Stored items from a collection
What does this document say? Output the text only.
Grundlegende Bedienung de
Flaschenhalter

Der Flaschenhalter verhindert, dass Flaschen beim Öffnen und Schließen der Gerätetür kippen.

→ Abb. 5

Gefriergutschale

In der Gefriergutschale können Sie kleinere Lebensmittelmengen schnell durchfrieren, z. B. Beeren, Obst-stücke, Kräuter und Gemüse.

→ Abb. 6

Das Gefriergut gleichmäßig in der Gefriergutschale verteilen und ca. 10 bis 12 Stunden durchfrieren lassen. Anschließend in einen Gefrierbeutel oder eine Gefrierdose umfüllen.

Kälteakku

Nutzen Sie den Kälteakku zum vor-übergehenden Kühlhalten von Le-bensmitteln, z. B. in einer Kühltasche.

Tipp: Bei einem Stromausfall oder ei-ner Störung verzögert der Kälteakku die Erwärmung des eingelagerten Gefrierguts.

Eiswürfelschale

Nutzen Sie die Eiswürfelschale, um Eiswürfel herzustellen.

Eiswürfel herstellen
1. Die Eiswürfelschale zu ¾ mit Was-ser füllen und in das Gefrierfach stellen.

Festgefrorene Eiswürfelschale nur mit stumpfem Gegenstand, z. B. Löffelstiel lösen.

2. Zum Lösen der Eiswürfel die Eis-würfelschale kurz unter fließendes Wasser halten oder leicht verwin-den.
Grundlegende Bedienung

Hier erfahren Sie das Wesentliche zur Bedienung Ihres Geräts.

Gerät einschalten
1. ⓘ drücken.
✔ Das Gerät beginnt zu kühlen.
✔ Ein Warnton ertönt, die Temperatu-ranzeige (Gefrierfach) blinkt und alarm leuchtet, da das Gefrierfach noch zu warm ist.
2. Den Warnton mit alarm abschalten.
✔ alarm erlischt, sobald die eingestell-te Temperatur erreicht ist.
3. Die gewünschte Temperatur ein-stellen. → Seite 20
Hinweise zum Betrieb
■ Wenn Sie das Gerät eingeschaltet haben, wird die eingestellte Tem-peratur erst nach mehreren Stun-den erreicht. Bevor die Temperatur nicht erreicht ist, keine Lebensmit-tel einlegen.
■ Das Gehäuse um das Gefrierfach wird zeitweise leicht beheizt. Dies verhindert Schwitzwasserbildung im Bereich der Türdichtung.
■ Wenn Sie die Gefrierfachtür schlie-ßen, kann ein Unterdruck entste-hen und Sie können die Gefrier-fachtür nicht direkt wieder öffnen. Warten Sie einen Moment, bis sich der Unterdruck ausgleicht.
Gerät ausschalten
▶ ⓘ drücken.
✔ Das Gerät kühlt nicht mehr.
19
---
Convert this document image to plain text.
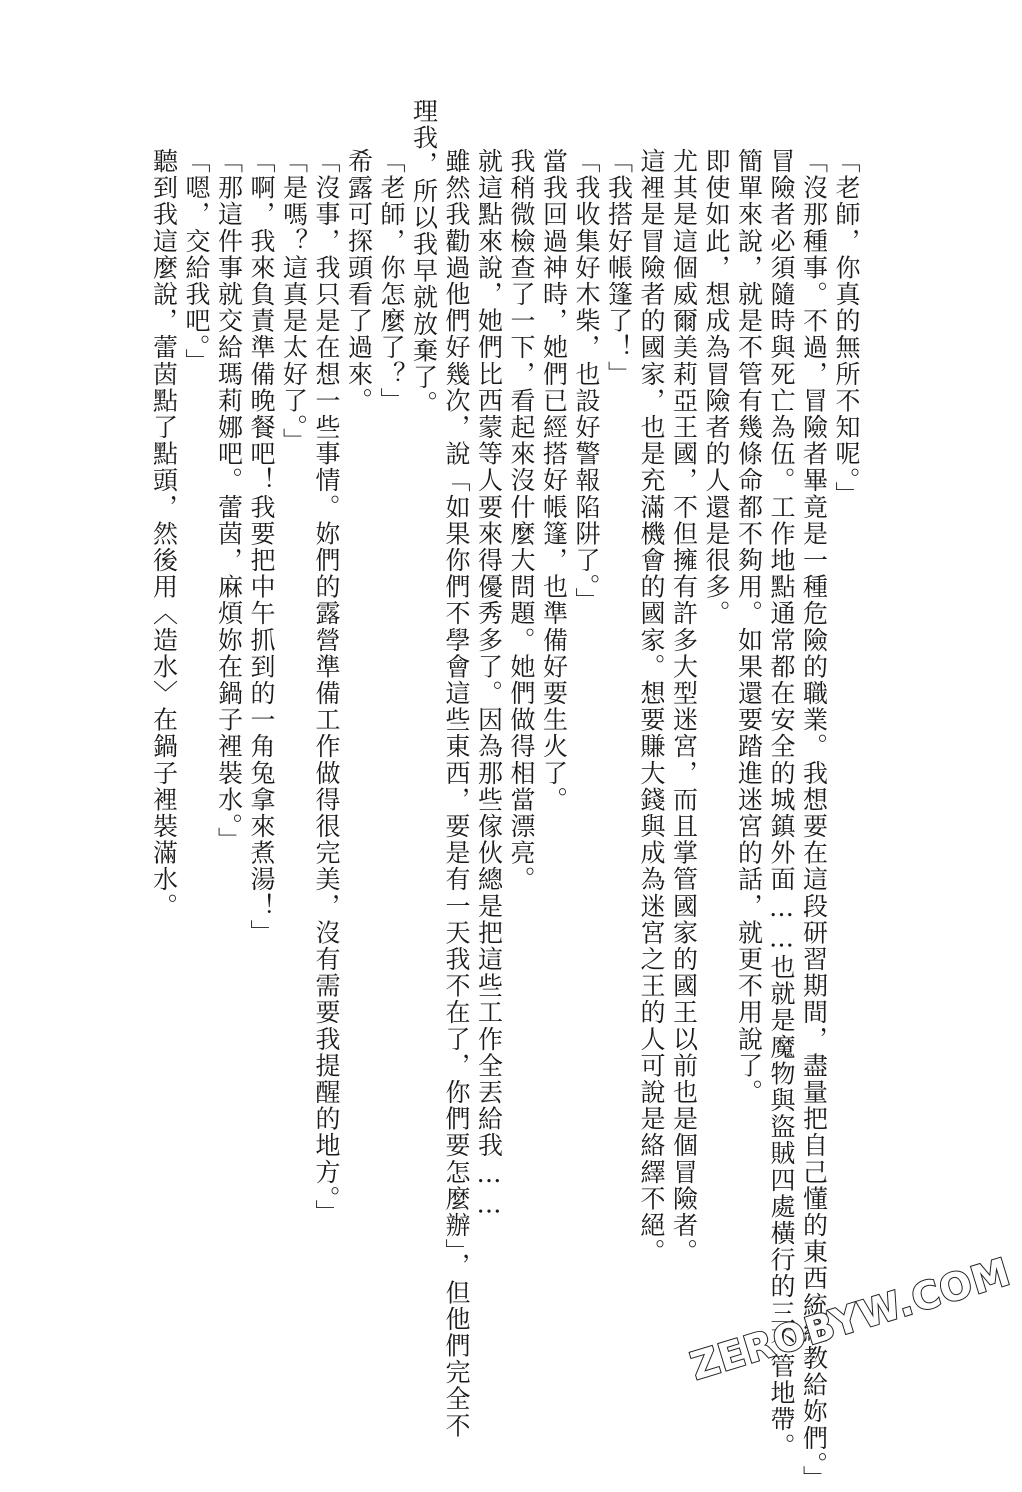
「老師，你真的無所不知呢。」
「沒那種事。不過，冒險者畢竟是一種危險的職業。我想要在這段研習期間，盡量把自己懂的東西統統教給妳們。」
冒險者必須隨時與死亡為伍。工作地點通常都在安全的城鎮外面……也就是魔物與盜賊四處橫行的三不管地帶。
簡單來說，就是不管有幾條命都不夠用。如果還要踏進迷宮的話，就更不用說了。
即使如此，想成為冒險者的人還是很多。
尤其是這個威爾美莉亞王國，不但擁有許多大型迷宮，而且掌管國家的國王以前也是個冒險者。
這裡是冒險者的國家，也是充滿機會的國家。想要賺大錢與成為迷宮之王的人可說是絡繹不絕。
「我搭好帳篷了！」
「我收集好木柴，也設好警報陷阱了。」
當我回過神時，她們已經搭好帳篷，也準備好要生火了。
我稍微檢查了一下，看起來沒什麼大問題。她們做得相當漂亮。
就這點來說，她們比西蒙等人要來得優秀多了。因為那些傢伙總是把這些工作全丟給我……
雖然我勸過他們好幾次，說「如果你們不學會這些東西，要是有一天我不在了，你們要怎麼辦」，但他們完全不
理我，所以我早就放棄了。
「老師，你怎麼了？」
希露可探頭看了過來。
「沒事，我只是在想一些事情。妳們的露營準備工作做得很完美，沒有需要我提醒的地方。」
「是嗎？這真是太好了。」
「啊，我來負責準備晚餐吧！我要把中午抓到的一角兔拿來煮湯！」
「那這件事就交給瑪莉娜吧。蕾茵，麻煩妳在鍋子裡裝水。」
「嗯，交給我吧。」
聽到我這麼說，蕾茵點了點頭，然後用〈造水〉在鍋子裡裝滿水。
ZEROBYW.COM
* * *
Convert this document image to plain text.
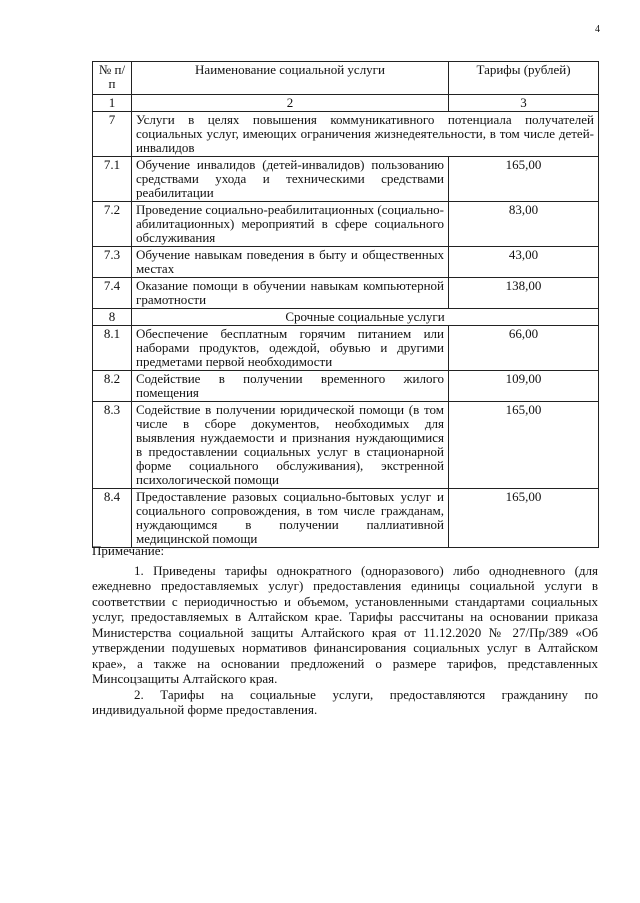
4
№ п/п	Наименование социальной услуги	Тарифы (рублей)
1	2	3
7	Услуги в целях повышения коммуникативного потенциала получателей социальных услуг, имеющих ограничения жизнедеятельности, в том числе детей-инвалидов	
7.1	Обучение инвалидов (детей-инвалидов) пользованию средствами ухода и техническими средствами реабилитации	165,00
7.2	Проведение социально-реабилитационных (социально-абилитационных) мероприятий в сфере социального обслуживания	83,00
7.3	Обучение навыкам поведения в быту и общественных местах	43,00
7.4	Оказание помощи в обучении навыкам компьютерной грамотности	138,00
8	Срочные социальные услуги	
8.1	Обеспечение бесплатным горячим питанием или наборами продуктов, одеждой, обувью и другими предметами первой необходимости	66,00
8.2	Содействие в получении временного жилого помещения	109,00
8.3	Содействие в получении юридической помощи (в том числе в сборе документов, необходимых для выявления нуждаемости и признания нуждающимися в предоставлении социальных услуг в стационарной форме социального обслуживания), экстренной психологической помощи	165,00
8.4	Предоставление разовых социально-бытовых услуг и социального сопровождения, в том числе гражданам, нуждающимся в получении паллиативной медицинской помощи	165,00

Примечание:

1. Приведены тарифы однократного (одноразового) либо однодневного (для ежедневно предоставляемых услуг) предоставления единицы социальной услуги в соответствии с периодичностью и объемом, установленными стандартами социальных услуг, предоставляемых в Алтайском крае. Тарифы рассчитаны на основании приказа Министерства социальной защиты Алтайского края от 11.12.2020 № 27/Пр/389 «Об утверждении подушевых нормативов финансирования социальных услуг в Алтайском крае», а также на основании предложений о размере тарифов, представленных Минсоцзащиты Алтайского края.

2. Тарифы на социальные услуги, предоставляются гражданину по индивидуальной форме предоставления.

* **Goal of the exercise**
Copy all lines of the listing above that contain the string "навыкам".

* **Full solution**
7.3	Обучение навыкам поведения в быту и общественных местах	43,00
7.4	Оказание помощи в обучении навыкам компьютерной грамотности	138,00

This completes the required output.